◆ **GIVEN DATA**:
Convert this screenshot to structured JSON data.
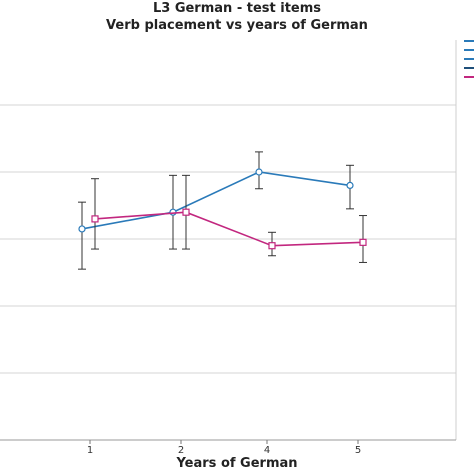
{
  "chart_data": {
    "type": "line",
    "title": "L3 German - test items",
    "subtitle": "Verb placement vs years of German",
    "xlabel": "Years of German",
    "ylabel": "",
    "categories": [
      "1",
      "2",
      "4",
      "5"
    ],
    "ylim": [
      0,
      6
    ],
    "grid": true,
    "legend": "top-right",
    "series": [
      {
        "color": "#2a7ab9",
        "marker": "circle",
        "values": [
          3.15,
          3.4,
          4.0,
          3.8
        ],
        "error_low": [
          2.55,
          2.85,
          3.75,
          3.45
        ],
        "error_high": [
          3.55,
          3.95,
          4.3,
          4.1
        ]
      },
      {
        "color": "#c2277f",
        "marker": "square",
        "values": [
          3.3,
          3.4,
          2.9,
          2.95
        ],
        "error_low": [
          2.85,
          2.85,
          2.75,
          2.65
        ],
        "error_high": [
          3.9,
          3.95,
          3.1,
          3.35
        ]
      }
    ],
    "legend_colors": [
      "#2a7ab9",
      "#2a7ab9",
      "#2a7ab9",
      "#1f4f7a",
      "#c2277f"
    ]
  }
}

◆ **PROBLEM TO SOLVE**: Reproduce the full listing above verbatim, with no pictures included.

◆ **EXERCISE RESPONSE**:
Convert this screenshot to structured JSON data.
{
  "chart_data": {
    "type": "line",
    "title": "L3 German - test items",
    "subtitle": "Verb placement vs years of German",
    "xlabel": "Years of German",
    "ylabel": "",
    "categories": [
      "1",
      "2",
      "4",
      "5"
    ],
    "ylim": [
      0,
      6
    ],
    "grid": true,
    "legend": "top-right",
    "series": [
      {
        "color": "#2a7ab9",
        "marker": "circle",
        "values": [
          3.15,
          3.4,
          4.0,
          3.8
        ],
        "error_low": [
          2.55,
          2.85,
          3.75,
          3.45
        ],
        "error_high": [
          3.55,
          3.95,
          4.3,
          4.1
        ]
      },
      {
        "color": "#c2277f",
        "marker": "square",
        "values": [
          3.3,
          3.4,
          2.9,
          2.95
        ],
        "error_low": [
          2.85,
          2.85,
          2.75,
          2.65
        ],
        "error_high": [
          3.9,
          3.95,
          3.1,
          3.35
        ]
      }
    ],
    "legend_colors": [
      "#2a7ab9",
      "#2a7ab9",
      "#2a7ab9",
      "#1f4f7a",
      "#c2277f"
    ]
  }
}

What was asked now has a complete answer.